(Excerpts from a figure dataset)
────────────────────────────────────────

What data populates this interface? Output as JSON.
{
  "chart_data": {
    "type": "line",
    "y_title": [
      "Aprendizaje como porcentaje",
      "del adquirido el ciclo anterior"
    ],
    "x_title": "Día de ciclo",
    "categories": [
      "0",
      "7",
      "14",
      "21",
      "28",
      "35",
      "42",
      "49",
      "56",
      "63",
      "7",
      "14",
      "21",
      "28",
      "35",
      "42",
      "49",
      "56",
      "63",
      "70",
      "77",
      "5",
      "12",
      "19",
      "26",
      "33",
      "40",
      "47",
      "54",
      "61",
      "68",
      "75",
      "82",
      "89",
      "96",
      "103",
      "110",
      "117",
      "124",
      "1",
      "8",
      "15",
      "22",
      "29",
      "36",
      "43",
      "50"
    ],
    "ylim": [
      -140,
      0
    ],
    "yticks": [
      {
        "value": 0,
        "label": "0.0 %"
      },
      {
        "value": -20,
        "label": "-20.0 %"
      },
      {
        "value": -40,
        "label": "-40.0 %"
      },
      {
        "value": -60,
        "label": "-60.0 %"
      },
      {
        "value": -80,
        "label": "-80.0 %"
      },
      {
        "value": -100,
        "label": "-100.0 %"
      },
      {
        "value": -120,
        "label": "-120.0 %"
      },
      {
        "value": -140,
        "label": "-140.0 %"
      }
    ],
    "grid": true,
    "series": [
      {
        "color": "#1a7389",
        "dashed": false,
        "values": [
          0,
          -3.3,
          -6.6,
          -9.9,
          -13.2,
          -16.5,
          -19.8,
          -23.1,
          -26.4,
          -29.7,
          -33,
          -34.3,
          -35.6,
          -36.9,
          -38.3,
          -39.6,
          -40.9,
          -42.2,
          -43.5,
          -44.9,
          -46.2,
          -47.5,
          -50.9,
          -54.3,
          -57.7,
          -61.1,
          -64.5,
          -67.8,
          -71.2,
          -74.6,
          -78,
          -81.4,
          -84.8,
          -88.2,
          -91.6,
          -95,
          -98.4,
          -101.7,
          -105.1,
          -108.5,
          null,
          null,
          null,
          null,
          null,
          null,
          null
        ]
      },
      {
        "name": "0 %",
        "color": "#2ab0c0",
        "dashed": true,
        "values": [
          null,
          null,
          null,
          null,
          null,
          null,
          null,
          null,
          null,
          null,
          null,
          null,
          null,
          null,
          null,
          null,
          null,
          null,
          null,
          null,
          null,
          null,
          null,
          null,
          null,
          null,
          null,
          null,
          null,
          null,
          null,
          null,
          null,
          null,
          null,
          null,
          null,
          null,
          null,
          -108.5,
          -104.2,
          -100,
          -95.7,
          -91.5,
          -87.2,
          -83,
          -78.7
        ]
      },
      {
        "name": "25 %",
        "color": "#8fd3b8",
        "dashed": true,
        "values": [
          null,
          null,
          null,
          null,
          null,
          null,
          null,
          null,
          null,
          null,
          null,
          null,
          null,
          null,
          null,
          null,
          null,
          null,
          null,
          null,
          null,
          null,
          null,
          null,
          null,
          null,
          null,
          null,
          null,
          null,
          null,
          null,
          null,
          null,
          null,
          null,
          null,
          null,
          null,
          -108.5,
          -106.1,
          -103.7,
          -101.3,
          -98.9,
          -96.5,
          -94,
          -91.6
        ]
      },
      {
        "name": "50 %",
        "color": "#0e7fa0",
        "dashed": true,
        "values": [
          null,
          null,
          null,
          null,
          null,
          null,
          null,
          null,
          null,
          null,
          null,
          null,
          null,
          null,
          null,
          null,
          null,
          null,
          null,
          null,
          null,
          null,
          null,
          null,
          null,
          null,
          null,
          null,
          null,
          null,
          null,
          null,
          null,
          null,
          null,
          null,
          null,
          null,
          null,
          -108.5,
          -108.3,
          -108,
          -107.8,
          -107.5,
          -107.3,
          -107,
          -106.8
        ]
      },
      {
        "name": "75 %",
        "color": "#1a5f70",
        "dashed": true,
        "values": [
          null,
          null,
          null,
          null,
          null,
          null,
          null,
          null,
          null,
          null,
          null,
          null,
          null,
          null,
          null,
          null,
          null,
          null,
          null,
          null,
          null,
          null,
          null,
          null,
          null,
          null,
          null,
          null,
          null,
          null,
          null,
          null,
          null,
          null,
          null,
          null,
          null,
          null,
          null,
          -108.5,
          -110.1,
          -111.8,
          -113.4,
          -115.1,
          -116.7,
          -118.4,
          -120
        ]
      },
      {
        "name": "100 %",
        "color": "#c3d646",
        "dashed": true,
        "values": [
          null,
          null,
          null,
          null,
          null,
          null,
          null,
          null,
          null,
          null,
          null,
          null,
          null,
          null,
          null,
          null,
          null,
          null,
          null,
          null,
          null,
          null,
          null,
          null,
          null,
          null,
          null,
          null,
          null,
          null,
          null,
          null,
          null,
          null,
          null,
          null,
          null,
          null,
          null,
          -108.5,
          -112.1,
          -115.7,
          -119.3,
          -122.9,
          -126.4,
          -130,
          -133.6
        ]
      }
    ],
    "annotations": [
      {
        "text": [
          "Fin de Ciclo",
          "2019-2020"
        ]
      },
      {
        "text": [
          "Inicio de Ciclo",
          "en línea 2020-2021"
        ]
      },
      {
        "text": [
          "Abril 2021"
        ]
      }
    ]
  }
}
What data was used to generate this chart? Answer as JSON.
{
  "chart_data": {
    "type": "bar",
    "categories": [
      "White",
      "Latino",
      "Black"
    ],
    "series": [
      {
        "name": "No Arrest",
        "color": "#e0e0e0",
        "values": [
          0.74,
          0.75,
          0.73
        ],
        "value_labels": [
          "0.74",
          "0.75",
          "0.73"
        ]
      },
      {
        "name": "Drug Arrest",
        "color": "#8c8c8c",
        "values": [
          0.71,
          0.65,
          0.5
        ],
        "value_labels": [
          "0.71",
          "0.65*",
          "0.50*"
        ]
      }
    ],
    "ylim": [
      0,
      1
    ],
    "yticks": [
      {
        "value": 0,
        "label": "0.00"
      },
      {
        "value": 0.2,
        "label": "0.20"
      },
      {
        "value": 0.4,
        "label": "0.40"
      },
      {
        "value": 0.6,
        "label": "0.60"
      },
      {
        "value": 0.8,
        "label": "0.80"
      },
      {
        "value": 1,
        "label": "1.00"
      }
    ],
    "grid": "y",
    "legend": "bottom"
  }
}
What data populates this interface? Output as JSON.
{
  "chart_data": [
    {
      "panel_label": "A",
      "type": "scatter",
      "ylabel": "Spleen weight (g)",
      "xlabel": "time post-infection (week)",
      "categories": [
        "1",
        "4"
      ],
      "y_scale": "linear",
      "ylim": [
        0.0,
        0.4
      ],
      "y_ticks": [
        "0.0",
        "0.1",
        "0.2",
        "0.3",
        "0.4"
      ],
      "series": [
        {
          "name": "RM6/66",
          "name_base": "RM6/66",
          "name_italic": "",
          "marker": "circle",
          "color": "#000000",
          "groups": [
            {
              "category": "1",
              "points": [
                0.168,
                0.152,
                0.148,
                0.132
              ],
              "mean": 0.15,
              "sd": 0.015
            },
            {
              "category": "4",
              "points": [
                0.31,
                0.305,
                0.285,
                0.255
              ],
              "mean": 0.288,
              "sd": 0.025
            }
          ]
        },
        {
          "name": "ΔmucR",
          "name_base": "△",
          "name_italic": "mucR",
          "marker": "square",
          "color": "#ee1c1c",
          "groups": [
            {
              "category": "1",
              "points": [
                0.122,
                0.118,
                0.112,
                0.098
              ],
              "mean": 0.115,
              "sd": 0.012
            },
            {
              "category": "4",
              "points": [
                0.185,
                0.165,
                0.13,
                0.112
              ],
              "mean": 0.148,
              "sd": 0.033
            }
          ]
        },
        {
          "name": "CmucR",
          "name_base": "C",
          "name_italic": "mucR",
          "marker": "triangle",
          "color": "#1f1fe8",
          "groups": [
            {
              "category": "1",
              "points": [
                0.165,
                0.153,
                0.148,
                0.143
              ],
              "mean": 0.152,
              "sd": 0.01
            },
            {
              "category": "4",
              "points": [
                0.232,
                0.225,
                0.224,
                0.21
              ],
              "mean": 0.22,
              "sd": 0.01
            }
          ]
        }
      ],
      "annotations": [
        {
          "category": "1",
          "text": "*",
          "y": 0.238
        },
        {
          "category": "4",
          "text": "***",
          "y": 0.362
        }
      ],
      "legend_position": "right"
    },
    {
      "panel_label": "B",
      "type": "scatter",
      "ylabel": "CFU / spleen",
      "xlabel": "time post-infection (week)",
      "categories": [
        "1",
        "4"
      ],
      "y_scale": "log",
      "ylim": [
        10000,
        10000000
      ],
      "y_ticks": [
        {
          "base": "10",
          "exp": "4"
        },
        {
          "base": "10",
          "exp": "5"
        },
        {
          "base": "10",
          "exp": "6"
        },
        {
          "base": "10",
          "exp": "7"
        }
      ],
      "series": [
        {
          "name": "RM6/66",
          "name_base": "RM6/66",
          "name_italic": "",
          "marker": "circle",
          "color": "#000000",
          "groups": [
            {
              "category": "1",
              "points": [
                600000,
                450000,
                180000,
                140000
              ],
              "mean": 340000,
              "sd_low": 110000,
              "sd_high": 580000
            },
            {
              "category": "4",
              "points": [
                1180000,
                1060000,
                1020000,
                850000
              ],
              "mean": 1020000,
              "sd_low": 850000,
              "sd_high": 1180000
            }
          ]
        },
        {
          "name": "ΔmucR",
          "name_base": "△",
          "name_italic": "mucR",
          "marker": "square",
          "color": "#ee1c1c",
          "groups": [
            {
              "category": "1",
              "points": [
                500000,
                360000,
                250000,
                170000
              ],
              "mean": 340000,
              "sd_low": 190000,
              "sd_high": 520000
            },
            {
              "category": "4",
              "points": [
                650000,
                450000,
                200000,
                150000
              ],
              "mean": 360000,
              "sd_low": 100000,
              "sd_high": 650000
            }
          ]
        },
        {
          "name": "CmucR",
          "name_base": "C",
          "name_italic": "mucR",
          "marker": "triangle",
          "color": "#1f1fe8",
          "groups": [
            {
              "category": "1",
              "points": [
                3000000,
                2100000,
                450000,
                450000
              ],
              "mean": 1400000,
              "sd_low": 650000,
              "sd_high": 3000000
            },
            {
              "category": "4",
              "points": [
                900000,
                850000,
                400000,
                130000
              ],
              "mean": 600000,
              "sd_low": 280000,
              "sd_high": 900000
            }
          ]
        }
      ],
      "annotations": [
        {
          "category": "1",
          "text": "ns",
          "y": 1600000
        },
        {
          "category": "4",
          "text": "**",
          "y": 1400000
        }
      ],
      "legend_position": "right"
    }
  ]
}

────────────────────────────────────────

What you have to do — From the data, list each line in which the string "mean" appears.

Task solution —
              "mean": 0.15,
              "mean": 0.288,
              "mean": 0.115,
              "mean": 0.148,
              "mean": 0.152,
              "mean": 0.22,
              "mean": 340000,
              "mean": 1020000,
              "mean": 340000,
              "mean": 360000,
              "mean": 1400000,
              "mean": 600000,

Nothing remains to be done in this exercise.